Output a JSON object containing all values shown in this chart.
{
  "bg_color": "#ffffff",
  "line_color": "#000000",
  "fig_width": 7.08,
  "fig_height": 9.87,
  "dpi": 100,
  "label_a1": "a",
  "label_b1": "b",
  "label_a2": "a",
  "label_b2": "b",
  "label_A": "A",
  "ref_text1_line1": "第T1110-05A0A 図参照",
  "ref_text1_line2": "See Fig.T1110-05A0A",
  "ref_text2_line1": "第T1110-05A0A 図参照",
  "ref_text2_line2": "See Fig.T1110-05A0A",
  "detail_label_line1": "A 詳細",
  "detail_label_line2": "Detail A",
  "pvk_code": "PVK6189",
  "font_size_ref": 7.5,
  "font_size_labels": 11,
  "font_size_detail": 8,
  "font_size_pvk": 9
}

──────────

Take the lines above and retype all of them exactly.

Output a JSON object containing all values shown in this chart.
{
  "bg_color": "#ffffff",
  "line_color": "#000000",
  "fig_width": 7.08,
  "fig_height": 9.87,
  "dpi": 100,
  "label_a1": "a",
  "label_b1": "b",
  "label_a2": "a",
  "label_b2": "b",
  "label_A": "A",
  "ref_text1_line1": "第T1110-05A0A 図参照",
  "ref_text1_line2": "See Fig.T1110-05A0A",
  "ref_text2_line1": "第T1110-05A0A 図参照",
  "ref_text2_line2": "See Fig.T1110-05A0A",
  "detail_label_line1": "A 詳細",
  "detail_label_line2": "Detail A",
  "pvk_code": "PVK6189",
  "font_size_ref": 7.5,
  "font_size_labels": 11,
  "font_size_detail": 8,
  "font_size_pvk": 9
}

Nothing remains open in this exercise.